▶ YOUR OBJECTIVE:
Return the count of lines with the string "Confidence" in them, and nothing else.

▶ GIVEN ENTRIES:
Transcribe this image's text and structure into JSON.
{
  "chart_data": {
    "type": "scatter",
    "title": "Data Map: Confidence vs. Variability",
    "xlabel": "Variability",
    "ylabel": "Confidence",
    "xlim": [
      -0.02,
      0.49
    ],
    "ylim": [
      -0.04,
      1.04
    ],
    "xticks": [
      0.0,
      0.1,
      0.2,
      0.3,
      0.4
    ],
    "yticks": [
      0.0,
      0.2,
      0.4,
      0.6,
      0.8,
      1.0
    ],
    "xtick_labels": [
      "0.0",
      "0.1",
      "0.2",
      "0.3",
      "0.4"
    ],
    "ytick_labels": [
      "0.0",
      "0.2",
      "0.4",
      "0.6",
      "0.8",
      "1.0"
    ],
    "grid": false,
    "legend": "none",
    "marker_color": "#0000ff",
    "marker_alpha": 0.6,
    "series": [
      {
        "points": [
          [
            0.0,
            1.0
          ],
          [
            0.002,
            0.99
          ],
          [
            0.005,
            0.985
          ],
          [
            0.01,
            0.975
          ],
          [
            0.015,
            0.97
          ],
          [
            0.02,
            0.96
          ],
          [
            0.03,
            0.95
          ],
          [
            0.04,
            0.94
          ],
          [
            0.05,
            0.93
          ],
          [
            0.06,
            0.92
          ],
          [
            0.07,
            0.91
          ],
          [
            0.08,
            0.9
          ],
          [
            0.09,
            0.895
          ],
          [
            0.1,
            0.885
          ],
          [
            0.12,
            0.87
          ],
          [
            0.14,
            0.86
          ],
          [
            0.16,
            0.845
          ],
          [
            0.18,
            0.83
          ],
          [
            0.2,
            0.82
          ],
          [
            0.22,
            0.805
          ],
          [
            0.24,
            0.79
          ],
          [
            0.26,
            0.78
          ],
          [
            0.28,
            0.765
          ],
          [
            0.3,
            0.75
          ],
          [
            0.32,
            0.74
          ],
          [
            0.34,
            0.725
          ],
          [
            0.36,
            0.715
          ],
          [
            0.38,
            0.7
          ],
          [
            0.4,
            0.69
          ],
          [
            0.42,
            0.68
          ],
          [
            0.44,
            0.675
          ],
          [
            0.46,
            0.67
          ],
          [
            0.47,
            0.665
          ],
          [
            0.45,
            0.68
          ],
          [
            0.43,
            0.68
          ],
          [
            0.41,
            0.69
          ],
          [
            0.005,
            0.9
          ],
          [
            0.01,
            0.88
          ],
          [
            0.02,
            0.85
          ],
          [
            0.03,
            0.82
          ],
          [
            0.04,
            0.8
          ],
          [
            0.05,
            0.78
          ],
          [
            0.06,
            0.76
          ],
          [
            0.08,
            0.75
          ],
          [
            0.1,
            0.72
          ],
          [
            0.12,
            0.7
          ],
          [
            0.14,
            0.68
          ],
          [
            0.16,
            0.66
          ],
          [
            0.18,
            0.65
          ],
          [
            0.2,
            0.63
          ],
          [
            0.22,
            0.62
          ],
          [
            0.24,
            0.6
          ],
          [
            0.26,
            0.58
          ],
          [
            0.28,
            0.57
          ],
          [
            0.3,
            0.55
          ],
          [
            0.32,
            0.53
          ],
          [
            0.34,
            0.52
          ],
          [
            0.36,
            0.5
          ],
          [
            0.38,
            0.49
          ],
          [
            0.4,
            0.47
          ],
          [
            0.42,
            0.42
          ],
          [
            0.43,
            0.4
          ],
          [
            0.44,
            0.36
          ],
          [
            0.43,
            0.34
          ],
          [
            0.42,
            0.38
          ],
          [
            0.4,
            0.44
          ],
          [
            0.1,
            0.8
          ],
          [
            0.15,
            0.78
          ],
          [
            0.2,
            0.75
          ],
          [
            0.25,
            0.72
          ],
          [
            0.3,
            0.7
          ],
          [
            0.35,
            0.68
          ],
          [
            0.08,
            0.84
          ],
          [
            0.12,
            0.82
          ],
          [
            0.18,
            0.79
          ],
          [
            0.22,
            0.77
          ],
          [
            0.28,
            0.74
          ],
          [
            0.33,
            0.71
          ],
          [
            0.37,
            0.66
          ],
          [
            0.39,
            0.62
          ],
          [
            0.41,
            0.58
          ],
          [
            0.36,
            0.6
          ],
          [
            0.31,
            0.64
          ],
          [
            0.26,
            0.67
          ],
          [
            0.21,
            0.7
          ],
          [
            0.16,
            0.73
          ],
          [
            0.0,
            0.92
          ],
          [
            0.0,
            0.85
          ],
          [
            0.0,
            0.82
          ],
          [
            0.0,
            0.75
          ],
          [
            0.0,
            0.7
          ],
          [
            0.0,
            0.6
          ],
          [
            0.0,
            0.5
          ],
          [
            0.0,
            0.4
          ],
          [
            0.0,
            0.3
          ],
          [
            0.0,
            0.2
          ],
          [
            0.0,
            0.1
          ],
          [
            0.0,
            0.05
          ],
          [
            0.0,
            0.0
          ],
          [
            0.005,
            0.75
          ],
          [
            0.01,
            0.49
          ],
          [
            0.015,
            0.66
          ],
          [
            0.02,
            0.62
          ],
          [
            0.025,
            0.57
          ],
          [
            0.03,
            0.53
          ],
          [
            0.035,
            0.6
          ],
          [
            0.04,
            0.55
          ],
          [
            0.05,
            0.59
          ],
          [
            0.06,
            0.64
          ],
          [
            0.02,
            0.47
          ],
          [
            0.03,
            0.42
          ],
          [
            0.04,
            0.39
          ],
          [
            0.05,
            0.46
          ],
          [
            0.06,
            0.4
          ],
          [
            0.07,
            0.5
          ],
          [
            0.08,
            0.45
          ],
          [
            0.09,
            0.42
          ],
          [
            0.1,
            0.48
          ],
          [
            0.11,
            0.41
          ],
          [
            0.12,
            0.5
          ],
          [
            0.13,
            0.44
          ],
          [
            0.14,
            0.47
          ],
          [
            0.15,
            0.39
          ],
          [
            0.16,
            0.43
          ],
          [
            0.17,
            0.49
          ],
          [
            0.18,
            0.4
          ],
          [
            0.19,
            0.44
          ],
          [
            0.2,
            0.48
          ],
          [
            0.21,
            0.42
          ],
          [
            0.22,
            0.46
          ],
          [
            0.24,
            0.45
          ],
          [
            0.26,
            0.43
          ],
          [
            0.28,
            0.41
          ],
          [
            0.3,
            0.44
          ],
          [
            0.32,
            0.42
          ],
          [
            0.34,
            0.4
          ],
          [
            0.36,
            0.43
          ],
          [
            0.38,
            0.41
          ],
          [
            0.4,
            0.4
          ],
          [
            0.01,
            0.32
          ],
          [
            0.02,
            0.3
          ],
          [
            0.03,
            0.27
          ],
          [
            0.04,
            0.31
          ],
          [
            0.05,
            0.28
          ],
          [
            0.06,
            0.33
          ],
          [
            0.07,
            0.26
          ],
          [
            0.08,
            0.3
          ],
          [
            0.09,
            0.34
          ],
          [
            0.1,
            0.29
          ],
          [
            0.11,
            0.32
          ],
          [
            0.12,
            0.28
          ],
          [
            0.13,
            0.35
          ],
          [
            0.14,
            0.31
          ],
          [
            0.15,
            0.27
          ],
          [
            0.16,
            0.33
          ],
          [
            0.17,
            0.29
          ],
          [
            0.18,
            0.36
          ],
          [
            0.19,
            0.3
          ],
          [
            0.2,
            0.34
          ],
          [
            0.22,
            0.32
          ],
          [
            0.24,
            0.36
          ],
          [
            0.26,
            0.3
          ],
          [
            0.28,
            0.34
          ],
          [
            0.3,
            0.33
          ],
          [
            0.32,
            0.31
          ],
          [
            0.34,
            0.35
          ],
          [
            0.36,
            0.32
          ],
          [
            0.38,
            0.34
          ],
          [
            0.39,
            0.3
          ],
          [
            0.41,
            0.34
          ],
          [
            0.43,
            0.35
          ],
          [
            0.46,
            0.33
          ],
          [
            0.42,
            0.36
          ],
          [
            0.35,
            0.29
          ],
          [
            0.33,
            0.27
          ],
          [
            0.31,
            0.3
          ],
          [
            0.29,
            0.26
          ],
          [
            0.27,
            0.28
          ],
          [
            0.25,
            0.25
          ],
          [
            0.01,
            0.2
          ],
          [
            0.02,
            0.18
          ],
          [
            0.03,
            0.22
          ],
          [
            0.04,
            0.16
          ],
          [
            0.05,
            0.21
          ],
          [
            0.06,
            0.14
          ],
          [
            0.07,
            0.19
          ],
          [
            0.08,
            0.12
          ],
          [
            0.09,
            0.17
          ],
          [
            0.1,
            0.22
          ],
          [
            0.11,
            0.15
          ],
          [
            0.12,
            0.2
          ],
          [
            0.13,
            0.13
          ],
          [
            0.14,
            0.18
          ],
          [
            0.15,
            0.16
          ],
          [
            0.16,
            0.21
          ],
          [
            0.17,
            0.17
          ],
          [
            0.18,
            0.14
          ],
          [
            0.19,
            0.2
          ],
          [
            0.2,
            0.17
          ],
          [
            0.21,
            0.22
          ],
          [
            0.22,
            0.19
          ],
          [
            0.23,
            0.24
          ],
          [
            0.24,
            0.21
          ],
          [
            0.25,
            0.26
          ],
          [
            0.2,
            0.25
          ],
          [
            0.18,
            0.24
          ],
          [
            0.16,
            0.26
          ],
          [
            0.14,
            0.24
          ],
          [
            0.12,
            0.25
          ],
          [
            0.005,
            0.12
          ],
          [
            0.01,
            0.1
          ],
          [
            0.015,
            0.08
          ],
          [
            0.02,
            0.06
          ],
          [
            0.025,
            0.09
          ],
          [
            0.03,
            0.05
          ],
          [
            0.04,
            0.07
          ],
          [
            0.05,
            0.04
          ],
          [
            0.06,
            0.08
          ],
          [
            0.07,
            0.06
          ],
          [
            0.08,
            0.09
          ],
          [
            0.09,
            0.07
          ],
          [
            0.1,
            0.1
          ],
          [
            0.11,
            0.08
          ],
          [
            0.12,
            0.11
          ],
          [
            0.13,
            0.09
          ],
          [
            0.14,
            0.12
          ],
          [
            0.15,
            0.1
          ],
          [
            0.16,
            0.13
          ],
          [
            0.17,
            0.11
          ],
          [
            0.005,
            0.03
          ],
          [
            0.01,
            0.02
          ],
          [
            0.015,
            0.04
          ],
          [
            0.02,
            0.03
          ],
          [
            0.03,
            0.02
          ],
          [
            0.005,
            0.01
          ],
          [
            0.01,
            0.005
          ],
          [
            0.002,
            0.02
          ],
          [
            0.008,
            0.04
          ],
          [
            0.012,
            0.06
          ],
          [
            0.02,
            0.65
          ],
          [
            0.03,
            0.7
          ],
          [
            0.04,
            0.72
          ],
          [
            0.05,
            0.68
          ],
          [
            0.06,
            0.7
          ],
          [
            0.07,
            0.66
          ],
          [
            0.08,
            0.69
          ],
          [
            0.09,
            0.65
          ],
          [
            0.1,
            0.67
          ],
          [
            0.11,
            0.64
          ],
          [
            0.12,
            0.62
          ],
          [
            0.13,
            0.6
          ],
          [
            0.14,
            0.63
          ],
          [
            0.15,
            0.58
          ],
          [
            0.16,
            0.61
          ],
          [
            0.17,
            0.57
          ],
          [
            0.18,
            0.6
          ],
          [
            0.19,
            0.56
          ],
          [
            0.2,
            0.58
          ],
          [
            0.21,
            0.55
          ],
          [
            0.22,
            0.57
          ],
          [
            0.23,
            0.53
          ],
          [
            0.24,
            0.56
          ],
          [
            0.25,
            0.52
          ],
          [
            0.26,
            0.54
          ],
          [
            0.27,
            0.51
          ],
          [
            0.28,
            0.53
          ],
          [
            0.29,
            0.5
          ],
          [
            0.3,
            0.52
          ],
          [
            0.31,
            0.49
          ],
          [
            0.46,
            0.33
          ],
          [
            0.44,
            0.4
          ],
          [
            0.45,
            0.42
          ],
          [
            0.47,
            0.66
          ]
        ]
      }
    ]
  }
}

▶ REPLY TO THE TASK:
2